● Short problem
Leave out any picture and return the remaining listing below exactly as given.

==============================

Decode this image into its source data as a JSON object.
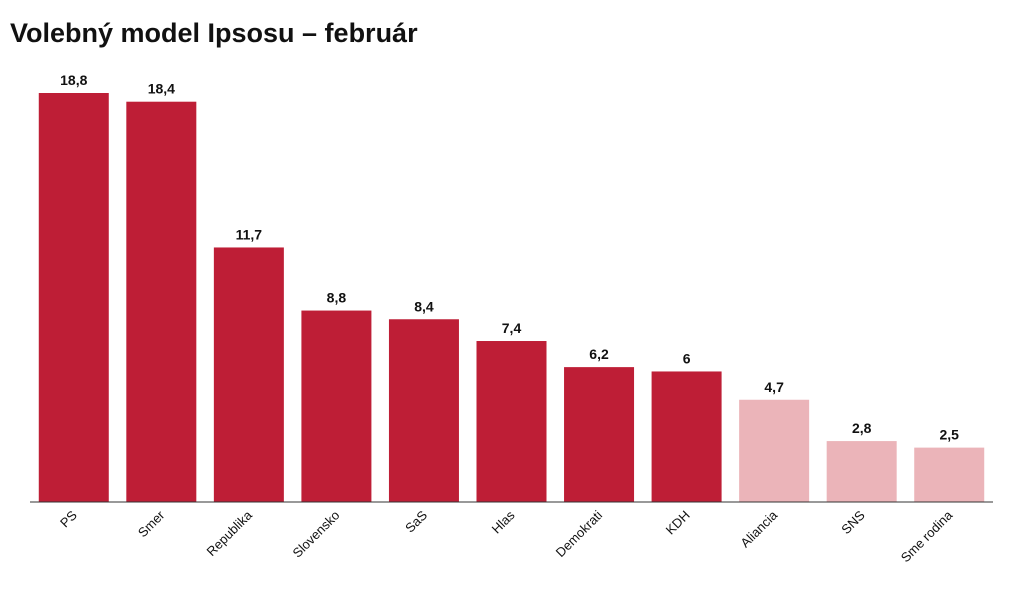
{
  "chart_data": {
    "type": "bar",
    "title": "Volebný model Ipsosu – február",
    "categories": [
      "PS",
      "Smer",
      "Republika",
      "Slovensko",
      "SaS",
      "Hlas",
      "Demokrati",
      "KDH",
      "Aliancia",
      "SNS",
      "Sme rodina"
    ],
    "values": [
      18.8,
      18.4,
      11.7,
      8.8,
      8.4,
      7.4,
      6.2,
      6,
      4.7,
      2.8,
      2.5
    ],
    "value_labels": [
      "18,8",
      "18,4",
      "11,7",
      "8,8",
      "8,4",
      "7,4",
      "6,2",
      "6",
      "4,7",
      "2,8",
      "2,5"
    ],
    "colors": [
      "#be1e36",
      "#be1e36",
      "#be1e36",
      "#be1e36",
      "#be1e36",
      "#be1e36",
      "#be1e36",
      "#be1e36",
      "#ebb4b9",
      "#ebb4b9",
      "#ebb4b9"
    ]
  }
}
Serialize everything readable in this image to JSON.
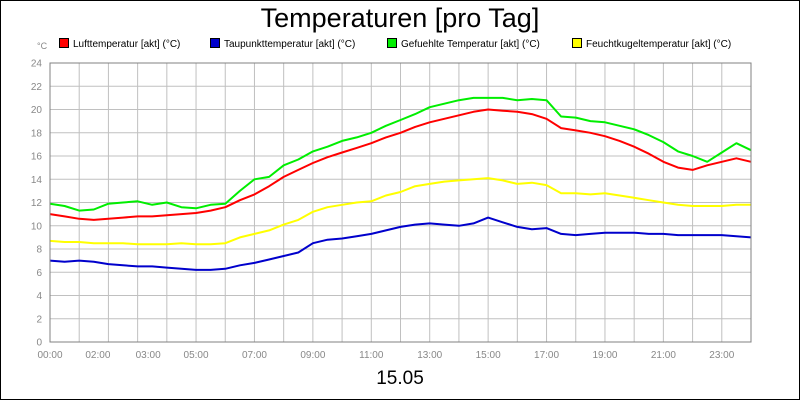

==============================

● Task output
Decode this image into its source data as a JSON object.
{
  "chart_data": {
    "type": "bar",
    "title": "Volebný model Ipsosu – február",
    "categories": [
      "PS",
      "Smer",
      "Republika",
      "Slovensko",
      "SaS",
      "Hlas",
      "Demokrati",
      "KDH",
      "Aliancia",
      "SNS",
      "Sme rodina"
    ],
    "values": [
      18.8,
      18.4,
      11.7,
      8.8,
      8.4,
      7.4,
      6.2,
      6,
      4.7,
      2.8,
      2.5
    ],
    "value_labels": [
      "18,8",
      "18,4",
      "11,7",
      "8,8",
      "8,4",
      "7,4",
      "6,2",
      "6",
      "4,7",
      "2,8",
      "2,5"
    ],
    "colors": [
      "#be1e36",
      "#be1e36",
      "#be1e36",
      "#be1e36",
      "#be1e36",
      "#be1e36",
      "#be1e36",
      "#be1e36",
      "#ebb4b9",
      "#ebb4b9",
      "#ebb4b9"
    ]
  }
}
Serialize everything readable in this image to JSON.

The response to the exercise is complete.